-- SHORT PROBLEM --
Work out how many lines in the listing below include the word "this"; answer with the number alone.

-- LISTED ENTRIES --
▼

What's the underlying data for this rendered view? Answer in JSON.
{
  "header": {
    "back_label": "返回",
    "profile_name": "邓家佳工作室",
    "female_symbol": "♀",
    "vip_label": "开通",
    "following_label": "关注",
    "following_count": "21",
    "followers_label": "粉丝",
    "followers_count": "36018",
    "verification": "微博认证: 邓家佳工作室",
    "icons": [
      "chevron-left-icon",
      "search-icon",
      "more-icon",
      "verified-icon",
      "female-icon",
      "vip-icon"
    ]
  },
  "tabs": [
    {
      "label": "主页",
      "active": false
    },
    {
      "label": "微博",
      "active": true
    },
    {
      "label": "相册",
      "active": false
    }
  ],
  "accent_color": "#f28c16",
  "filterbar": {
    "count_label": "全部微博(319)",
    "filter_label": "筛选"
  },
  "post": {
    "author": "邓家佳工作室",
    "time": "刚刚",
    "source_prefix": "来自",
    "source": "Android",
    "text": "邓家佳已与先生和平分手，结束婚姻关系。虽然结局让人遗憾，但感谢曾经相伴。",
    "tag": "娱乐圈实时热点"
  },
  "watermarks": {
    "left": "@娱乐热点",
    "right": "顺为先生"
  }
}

▲
▼

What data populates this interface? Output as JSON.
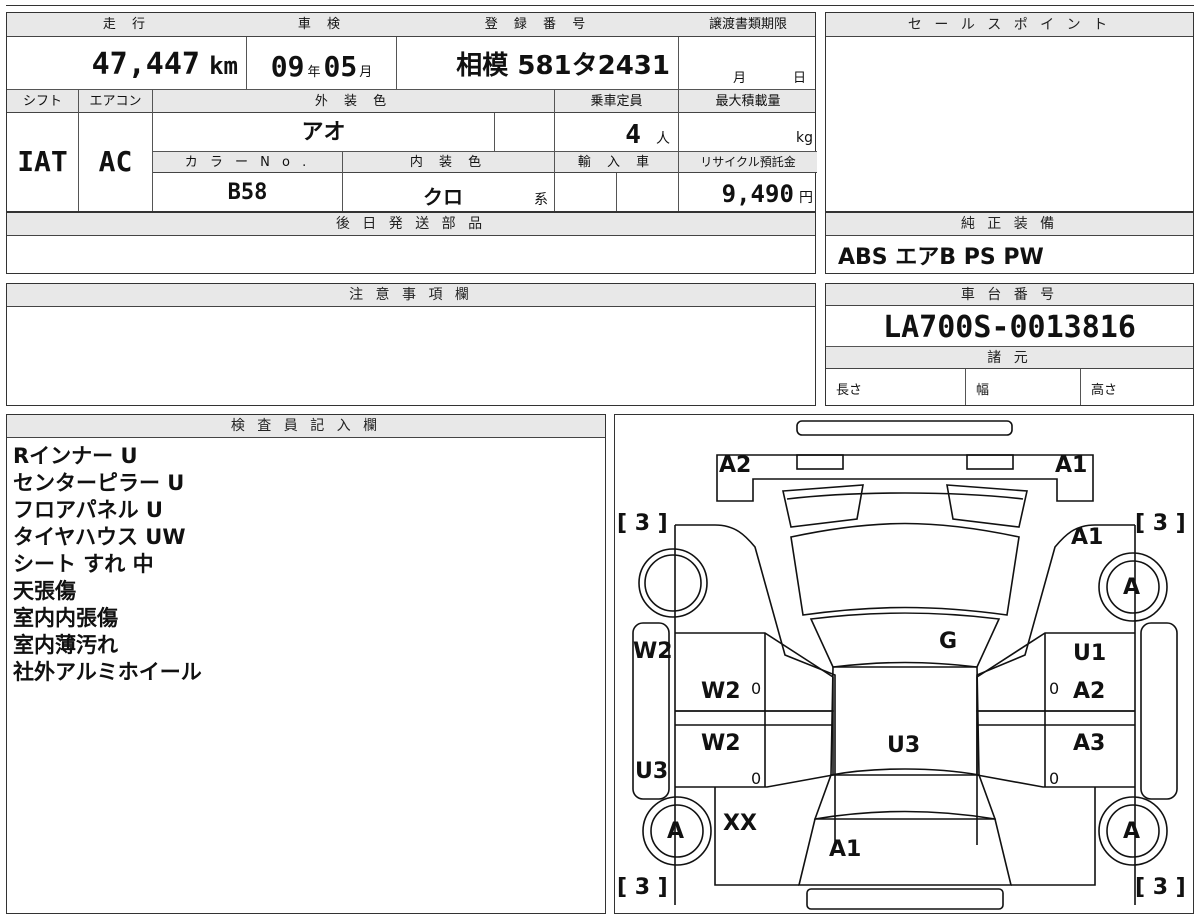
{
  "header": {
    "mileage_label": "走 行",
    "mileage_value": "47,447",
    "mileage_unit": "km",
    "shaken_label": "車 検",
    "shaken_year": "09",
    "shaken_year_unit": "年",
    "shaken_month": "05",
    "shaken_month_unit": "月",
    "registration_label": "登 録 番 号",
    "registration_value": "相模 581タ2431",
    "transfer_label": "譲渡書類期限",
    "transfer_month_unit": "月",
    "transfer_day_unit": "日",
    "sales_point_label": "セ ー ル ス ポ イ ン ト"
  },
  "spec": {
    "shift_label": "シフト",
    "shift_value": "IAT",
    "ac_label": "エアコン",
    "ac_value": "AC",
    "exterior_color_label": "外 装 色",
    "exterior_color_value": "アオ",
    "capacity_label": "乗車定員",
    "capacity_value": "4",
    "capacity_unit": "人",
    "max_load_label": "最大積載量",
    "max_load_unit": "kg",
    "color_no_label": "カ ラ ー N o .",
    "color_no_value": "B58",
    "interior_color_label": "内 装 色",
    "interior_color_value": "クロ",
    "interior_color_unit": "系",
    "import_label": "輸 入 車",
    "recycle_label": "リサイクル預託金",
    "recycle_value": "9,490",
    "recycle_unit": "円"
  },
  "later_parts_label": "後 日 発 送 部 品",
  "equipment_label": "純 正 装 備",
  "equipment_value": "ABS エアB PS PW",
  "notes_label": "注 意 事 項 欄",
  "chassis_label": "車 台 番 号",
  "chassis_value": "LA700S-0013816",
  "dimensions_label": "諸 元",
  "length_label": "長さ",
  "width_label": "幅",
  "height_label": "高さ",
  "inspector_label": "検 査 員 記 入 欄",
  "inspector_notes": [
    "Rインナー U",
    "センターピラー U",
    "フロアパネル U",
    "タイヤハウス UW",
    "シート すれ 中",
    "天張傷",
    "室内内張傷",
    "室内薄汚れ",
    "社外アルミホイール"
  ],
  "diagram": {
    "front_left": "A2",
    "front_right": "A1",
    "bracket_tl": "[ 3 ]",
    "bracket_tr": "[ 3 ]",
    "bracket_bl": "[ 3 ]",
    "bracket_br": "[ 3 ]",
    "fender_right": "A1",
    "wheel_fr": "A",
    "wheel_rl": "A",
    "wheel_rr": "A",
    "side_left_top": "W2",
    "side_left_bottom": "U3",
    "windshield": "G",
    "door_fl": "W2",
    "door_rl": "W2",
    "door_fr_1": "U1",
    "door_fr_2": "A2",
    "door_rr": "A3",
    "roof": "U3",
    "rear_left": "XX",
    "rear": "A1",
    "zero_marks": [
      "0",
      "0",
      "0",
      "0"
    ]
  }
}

▲
▼

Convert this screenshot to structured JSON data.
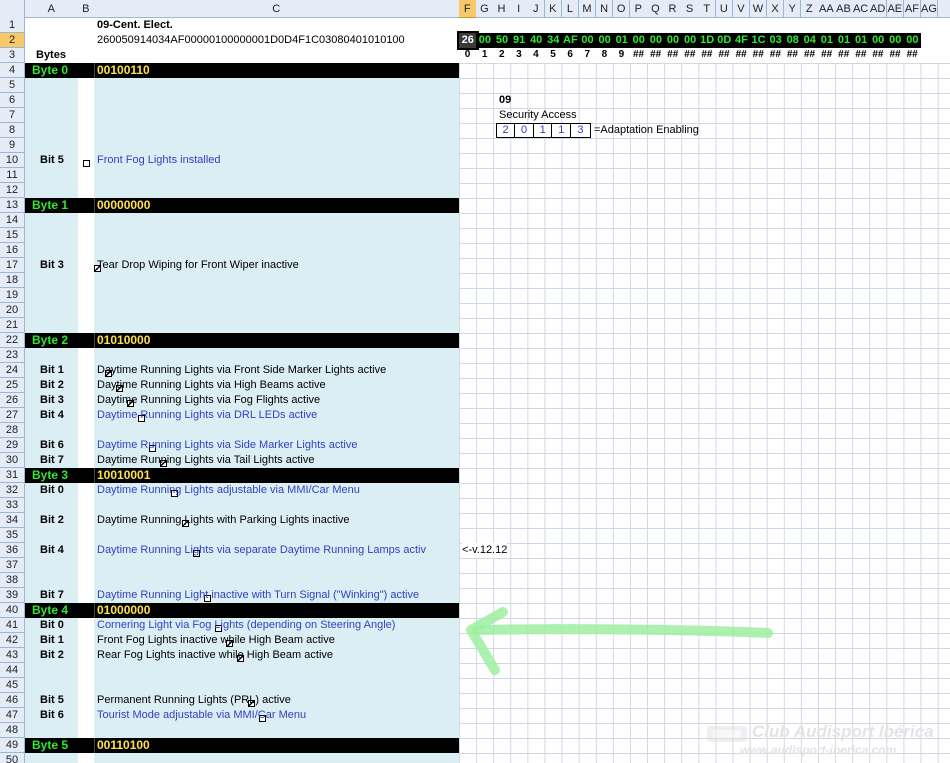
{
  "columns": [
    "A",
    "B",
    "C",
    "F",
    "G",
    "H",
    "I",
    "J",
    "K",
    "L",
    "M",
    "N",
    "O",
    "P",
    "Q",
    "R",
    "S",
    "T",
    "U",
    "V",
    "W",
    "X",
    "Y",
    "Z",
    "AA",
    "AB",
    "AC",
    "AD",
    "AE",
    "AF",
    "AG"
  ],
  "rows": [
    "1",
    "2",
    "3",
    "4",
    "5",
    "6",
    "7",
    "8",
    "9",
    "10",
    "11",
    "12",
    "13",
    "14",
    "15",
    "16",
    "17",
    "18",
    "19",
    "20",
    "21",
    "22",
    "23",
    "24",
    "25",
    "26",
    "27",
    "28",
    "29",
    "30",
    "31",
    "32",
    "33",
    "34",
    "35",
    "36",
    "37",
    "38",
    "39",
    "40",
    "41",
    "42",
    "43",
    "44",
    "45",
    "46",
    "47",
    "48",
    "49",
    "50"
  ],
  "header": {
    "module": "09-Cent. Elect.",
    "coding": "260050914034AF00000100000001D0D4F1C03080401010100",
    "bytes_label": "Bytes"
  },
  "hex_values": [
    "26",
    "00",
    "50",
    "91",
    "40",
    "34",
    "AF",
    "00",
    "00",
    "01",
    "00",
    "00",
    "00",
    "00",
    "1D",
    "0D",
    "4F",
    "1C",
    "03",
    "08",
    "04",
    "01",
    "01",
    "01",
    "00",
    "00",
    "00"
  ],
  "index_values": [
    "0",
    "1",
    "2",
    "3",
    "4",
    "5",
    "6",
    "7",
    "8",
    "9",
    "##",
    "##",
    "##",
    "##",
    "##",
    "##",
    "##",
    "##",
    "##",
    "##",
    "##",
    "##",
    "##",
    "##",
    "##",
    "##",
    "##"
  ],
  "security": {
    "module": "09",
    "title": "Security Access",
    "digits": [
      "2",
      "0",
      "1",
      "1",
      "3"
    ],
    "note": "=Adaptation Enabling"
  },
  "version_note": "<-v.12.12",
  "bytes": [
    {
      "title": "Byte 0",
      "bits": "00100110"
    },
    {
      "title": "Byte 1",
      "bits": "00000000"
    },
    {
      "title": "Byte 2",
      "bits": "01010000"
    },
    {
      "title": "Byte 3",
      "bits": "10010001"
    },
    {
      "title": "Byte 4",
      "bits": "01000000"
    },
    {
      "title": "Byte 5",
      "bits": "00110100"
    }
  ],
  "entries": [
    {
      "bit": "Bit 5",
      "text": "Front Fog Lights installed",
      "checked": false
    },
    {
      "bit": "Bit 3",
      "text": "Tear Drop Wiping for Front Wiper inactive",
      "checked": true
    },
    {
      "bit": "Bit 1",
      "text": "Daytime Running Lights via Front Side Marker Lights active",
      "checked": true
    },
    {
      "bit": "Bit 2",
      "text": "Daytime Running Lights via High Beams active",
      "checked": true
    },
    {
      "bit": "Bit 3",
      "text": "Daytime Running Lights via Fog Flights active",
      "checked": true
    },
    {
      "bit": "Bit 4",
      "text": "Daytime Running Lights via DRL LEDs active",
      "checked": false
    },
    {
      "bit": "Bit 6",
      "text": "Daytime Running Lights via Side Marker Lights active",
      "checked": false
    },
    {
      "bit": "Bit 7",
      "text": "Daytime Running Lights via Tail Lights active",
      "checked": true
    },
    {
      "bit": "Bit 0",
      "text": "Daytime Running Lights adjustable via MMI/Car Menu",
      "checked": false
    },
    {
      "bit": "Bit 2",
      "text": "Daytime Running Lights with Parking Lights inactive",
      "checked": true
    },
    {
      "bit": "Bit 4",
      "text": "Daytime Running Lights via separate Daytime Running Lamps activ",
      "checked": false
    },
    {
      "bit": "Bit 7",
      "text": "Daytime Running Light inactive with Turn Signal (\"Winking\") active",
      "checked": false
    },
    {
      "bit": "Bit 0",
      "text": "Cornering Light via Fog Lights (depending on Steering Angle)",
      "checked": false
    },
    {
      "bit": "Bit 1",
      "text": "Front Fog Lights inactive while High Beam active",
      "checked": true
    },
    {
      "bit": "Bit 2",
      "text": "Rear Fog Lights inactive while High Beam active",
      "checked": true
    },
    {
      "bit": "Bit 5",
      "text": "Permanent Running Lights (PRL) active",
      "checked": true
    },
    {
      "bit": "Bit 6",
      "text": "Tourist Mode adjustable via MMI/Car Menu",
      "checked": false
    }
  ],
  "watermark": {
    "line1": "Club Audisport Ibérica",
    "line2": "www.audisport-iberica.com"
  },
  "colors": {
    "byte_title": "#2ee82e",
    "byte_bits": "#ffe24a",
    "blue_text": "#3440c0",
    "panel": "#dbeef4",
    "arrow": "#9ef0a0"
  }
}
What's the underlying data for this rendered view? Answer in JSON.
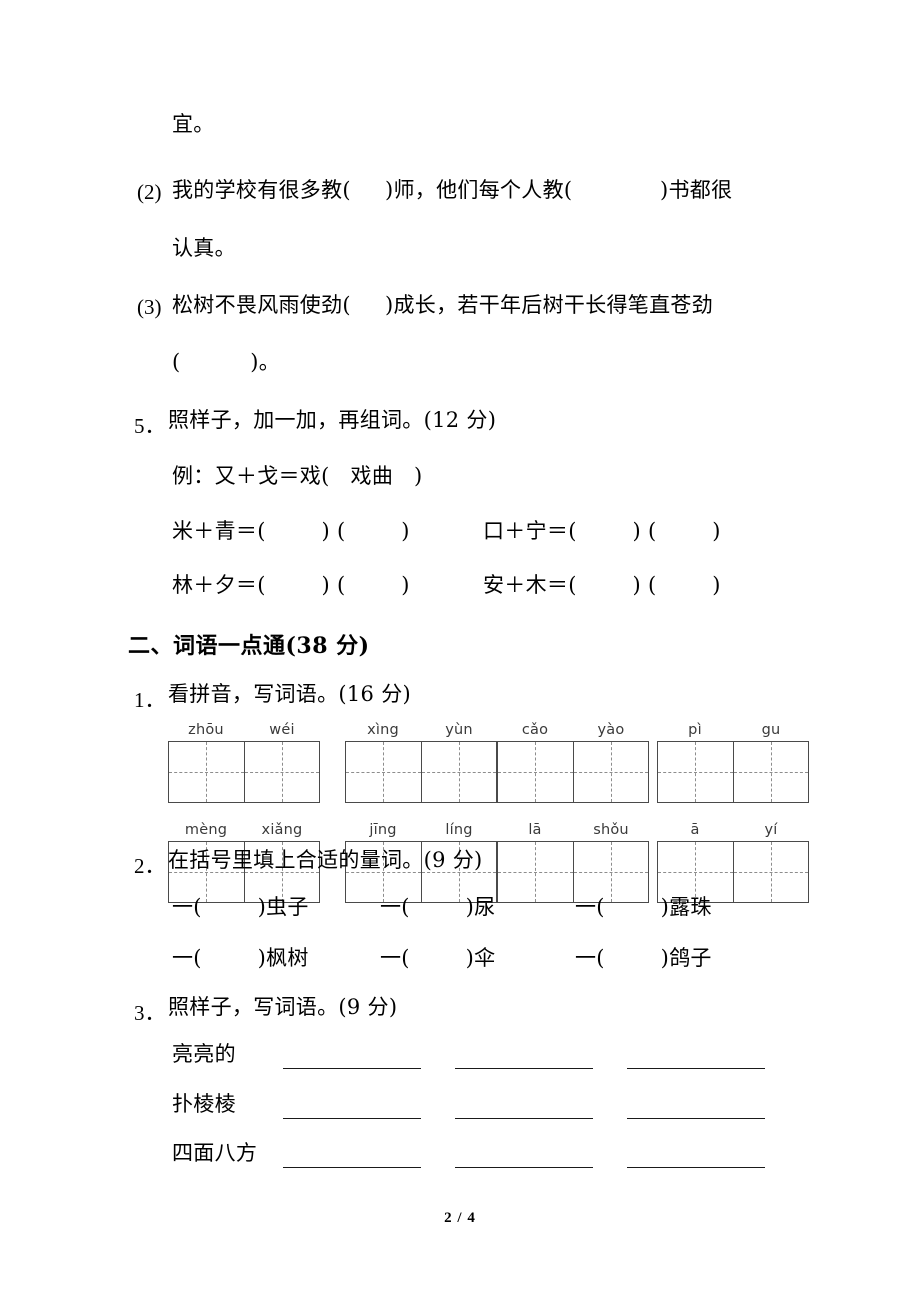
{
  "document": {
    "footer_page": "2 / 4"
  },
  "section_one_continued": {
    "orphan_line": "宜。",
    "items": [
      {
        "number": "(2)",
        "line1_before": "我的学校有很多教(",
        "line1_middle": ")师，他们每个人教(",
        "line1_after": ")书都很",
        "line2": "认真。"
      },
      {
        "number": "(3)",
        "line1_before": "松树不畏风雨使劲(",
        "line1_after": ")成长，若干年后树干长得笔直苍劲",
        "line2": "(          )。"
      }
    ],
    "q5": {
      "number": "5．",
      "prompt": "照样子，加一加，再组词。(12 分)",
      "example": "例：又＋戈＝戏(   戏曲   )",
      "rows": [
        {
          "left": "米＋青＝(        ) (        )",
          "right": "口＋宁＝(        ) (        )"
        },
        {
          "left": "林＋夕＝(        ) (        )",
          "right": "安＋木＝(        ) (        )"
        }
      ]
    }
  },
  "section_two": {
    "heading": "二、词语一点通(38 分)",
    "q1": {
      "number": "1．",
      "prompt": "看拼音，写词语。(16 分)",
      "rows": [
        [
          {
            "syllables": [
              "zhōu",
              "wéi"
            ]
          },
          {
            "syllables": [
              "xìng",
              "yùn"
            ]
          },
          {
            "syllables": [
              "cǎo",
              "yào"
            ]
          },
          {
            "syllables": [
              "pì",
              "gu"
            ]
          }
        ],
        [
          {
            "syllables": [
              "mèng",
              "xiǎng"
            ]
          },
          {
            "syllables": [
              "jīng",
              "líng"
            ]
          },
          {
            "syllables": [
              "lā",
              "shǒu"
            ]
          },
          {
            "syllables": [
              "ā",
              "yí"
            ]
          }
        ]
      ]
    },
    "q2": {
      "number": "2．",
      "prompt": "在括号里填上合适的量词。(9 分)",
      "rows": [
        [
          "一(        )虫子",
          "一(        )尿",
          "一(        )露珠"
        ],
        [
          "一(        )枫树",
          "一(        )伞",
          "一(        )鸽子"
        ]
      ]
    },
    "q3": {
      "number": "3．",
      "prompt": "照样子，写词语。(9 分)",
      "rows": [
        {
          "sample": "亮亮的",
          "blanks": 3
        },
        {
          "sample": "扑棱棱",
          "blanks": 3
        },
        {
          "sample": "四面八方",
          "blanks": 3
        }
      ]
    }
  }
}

▲

-- THE RESULT --
4